+++ Data entries

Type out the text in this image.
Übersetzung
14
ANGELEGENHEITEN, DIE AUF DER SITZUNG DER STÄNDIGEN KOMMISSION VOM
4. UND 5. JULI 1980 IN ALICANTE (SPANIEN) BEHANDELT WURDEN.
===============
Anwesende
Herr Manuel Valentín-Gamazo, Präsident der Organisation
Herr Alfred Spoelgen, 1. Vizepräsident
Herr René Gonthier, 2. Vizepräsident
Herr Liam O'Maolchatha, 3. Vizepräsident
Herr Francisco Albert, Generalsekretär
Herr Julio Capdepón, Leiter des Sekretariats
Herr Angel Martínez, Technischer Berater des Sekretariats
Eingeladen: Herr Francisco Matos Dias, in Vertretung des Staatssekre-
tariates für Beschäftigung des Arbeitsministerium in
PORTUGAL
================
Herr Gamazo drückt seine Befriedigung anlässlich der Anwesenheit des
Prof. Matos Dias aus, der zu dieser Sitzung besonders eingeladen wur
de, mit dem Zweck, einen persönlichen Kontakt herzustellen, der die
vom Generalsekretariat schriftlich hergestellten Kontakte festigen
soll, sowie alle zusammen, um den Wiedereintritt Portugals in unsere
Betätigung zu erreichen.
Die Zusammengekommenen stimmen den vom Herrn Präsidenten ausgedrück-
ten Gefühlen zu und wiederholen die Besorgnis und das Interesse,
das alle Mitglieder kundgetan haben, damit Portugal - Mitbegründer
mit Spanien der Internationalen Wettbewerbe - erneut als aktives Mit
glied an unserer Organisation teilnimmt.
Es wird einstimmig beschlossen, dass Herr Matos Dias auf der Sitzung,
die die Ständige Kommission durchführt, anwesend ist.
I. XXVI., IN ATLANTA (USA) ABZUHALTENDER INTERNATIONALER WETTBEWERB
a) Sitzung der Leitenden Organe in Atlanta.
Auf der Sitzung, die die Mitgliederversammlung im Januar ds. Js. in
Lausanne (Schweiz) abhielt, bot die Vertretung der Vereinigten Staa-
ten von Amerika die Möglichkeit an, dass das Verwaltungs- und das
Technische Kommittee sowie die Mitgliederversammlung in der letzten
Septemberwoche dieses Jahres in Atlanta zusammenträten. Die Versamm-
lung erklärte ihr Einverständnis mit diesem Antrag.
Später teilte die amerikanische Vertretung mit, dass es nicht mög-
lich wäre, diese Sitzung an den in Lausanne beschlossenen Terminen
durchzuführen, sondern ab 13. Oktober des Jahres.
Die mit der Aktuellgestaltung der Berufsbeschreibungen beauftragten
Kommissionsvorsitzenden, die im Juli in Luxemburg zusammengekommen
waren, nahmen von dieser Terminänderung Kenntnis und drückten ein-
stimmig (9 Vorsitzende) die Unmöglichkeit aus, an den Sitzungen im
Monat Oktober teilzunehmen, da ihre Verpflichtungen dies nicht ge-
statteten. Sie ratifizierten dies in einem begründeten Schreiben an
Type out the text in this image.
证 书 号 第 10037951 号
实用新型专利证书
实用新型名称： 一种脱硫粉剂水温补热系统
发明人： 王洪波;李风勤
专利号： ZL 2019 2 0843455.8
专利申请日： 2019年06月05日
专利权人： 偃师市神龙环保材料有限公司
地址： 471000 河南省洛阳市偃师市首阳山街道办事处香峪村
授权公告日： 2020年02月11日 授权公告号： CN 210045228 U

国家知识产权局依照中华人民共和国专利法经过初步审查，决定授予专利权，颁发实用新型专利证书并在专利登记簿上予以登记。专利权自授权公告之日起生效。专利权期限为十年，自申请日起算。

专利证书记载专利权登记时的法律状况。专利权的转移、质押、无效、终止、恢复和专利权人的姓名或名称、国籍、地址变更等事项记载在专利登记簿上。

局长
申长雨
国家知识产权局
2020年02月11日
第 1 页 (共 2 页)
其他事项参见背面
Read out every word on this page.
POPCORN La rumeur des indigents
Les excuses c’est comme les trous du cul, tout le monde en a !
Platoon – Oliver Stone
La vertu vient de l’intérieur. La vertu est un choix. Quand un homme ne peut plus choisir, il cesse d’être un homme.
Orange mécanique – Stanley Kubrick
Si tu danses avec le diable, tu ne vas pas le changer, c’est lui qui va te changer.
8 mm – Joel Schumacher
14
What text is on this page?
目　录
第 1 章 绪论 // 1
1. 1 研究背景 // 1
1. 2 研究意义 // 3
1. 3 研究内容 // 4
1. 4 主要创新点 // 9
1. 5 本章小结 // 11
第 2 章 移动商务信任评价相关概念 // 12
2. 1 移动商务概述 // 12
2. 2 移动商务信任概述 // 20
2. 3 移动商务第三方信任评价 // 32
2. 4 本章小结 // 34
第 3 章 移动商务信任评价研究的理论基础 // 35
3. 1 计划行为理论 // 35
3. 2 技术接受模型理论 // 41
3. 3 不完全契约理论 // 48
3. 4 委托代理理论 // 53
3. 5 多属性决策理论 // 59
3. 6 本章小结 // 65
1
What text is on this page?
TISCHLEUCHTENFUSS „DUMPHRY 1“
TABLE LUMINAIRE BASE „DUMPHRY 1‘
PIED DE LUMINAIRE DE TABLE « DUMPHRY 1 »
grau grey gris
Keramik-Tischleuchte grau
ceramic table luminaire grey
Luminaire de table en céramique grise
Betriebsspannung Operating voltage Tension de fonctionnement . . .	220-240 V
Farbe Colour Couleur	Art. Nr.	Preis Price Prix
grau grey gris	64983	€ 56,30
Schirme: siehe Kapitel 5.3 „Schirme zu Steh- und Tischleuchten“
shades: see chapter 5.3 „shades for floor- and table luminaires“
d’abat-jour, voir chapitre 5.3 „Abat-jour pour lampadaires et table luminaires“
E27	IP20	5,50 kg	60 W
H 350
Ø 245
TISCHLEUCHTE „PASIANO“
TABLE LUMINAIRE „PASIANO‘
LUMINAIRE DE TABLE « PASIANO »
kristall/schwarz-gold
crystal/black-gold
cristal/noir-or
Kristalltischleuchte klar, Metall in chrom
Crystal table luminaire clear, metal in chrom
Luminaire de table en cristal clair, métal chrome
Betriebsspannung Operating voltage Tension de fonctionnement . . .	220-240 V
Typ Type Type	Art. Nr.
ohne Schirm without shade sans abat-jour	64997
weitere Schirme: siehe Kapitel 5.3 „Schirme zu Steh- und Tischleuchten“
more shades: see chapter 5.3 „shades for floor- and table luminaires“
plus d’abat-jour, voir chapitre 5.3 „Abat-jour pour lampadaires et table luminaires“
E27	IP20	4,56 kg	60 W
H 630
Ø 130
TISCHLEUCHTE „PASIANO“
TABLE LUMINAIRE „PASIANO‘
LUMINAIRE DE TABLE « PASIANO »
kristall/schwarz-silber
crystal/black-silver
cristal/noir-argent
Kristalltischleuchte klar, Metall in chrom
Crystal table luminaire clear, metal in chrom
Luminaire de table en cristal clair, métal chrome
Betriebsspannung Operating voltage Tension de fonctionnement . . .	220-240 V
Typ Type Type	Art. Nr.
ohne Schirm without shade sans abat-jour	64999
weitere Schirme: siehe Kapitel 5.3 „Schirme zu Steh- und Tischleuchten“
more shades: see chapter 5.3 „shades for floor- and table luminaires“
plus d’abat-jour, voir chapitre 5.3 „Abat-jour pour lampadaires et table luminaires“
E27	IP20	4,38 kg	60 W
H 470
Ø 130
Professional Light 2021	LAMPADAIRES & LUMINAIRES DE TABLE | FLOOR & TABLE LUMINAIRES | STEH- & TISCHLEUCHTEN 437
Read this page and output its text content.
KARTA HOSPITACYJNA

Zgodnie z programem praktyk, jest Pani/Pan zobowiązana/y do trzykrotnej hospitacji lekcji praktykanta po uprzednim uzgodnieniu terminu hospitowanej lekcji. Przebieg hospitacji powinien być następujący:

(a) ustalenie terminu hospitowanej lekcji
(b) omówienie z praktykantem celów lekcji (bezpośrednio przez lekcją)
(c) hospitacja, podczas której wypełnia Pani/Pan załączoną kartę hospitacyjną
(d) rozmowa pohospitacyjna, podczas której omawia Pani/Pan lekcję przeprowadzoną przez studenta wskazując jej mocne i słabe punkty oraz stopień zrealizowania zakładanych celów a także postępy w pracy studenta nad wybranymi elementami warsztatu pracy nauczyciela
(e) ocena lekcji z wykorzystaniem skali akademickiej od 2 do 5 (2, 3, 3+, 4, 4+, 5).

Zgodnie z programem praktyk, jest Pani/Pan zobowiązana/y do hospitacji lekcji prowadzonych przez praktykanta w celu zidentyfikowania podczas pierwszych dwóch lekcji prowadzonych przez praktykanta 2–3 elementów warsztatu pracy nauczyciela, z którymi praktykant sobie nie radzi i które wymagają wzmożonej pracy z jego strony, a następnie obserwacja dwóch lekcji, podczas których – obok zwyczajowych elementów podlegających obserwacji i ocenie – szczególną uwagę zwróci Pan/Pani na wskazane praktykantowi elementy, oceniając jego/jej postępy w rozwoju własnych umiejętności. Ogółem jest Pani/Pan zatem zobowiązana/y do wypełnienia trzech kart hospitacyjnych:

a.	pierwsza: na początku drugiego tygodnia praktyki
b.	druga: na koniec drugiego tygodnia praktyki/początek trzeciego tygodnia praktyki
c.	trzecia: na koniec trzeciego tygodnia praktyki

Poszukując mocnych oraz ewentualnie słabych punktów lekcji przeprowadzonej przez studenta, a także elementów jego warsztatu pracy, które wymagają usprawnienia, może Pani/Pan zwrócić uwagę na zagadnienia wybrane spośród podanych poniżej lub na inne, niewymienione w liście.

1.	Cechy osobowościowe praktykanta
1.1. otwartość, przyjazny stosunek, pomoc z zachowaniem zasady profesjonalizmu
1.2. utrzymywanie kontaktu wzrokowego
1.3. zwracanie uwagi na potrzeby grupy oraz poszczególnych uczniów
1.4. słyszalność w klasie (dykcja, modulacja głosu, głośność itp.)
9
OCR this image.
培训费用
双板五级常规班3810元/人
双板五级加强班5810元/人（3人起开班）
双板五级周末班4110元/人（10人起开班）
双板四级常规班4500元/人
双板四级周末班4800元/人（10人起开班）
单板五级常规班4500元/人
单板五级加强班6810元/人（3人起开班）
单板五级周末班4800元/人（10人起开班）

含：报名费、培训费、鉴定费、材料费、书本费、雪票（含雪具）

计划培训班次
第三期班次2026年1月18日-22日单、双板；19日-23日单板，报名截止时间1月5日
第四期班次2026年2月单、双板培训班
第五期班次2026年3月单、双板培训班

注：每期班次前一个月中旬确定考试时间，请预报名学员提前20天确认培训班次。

++++++

▸ **Given problem**:
Show all lines from the data above in which the word "dieser" appears.

▸ **Answer for this exercise**:
Prof. Matos Dias aus, der zu dieser Sitzung besonders eingeladen wur
waren, nahmen von dieser Terminänderung Kenntnis und drückten ein-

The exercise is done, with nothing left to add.